Please report every line from the material that contains the word "filed".

═════ Listing

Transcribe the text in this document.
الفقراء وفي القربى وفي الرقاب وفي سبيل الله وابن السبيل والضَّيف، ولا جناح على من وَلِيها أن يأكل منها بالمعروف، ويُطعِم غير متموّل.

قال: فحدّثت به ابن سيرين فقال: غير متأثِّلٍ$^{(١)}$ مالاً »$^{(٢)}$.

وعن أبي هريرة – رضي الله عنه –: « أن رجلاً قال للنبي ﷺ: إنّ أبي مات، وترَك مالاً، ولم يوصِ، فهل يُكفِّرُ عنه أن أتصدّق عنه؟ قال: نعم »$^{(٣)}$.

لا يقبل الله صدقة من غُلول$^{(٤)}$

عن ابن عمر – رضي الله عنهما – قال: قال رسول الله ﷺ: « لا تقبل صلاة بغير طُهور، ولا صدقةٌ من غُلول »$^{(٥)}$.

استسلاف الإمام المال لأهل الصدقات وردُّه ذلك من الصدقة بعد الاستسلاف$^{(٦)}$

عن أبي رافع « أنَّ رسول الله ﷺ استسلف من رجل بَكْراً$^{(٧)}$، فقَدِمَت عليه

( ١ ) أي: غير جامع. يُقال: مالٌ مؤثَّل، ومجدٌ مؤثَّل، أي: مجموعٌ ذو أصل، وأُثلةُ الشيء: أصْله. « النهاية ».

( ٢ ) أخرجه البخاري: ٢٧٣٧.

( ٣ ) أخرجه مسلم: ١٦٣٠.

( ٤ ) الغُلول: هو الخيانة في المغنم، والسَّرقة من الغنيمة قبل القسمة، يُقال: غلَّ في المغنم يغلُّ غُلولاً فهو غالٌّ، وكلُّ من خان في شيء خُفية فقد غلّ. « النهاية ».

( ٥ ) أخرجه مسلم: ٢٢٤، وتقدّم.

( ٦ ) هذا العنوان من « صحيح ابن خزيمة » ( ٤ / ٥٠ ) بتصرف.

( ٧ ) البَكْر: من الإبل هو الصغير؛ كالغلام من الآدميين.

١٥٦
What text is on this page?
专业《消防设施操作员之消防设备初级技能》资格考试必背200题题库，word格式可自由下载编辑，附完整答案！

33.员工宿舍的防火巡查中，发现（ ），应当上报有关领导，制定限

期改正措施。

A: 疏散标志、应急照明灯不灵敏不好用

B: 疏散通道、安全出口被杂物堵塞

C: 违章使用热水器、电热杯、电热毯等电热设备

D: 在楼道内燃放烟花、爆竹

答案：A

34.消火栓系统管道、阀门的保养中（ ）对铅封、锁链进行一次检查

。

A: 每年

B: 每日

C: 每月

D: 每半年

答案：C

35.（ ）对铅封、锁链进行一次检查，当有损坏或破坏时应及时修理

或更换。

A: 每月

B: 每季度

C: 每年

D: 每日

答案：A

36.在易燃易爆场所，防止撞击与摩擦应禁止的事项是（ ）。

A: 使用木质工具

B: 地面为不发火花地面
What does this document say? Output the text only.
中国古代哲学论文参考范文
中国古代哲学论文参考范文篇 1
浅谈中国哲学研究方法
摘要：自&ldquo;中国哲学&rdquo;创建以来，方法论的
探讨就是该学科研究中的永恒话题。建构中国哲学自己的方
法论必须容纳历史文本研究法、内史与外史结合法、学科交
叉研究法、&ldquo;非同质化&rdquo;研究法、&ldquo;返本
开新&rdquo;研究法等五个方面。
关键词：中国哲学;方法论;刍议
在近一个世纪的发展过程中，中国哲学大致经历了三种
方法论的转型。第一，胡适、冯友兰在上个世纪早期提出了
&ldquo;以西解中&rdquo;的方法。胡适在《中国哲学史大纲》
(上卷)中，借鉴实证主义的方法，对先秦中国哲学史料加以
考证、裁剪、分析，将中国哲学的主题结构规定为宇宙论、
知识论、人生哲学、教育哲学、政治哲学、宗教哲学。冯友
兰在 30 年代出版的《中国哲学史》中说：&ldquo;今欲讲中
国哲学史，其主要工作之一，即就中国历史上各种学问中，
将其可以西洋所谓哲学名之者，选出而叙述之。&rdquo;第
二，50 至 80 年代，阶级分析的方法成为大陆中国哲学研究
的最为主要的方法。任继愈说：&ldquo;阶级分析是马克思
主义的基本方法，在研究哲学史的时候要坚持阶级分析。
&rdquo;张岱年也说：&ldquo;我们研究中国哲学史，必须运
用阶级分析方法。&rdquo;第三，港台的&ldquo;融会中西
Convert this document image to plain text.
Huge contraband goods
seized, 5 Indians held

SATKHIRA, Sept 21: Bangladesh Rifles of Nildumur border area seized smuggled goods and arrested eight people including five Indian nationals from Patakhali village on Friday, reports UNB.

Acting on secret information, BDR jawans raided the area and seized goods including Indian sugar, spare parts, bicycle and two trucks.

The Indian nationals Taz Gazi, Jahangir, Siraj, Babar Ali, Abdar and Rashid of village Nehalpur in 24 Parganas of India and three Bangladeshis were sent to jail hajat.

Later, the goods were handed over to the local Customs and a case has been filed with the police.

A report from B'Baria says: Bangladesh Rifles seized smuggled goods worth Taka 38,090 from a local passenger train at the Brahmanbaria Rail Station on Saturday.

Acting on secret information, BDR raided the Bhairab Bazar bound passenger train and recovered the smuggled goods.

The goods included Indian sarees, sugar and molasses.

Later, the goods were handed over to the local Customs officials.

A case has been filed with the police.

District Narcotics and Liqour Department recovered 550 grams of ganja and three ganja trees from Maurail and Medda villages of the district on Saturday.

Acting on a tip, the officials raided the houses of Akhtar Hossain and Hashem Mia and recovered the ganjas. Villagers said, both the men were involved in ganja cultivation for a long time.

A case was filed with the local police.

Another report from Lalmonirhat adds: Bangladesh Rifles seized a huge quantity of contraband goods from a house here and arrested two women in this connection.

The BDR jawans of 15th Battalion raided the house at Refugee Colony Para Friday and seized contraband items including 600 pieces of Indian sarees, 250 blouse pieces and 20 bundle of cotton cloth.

══════════

__Exercise solution__:
Later, the goods were handed over to the local Customs and a case has been filed with the police.
A case has been filed with the police.
A case was filed with the local police.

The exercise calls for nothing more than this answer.